╔══

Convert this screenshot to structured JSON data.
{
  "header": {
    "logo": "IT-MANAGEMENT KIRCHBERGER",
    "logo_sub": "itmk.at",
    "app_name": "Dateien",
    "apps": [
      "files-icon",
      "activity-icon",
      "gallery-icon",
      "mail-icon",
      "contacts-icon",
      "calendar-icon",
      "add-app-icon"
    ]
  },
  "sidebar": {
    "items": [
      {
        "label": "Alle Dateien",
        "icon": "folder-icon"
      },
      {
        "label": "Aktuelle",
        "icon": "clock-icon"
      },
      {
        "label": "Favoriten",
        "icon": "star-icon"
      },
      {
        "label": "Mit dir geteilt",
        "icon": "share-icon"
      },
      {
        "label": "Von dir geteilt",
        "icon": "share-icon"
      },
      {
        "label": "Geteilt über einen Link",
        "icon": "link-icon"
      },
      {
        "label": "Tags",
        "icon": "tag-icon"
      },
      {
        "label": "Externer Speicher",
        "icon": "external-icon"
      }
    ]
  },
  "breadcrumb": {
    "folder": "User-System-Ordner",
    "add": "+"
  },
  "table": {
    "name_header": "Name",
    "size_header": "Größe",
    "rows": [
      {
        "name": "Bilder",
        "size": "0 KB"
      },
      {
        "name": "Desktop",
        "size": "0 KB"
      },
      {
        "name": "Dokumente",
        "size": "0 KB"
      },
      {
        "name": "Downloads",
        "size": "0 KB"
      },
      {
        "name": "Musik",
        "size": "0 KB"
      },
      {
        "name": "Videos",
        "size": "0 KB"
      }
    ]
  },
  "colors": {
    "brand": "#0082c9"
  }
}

╚══

#### [Exercise details]
Restate the whole listing exactly, leaving out nothing.

#### [Exercise solution]
Convert this screenshot to structured JSON data.
{
  "header": {
    "logo": "IT-MANAGEMENT KIRCHBERGER",
    "logo_sub": "itmk.at",
    "app_name": "Dateien",
    "apps": [
      "files-icon",
      "activity-icon",
      "gallery-icon",
      "mail-icon",
      "contacts-icon",
      "calendar-icon",
      "add-app-icon"
    ]
  },
  "sidebar": {
    "items": [
      {
        "label": "Alle Dateien",
        "icon": "folder-icon"
      },
      {
        "label": "Aktuelle",
        "icon": "clock-icon"
      },
      {
        "label": "Favoriten",
        "icon": "star-icon"
      },
      {
        "label": "Mit dir geteilt",
        "icon": "share-icon"
      },
      {
        "label": "Von dir geteilt",
        "icon": "share-icon"
      },
      {
        "label": "Geteilt über einen Link",
        "icon": "link-icon"
      },
      {
        "label": "Tags",
        "icon": "tag-icon"
      },
      {
        "label": "Externer Speicher",
        "icon": "external-icon"
      }
    ]
  },
  "breadcrumb": {
    "folder": "User-System-Ordner",
    "add": "+"
  },
  "table": {
    "name_header": "Name",
    "size_header": "Größe",
    "rows": [
      {
        "name": "Bilder",
        "size": "0 KB"
      },
      {
        "name": "Desktop",
        "size": "0 KB"
      },
      {
        "name": "Dokumente",
        "size": "0 KB"
      },
      {
        "name": "Downloads",
        "size": "0 KB"
      },
      {
        "name": "Musik",
        "size": "0 KB"
      },
      {
        "name": "Videos",
        "size": "0 KB"
      }
    ]
  },
  "colors": {
    "brand": "#0082c9"
  }
}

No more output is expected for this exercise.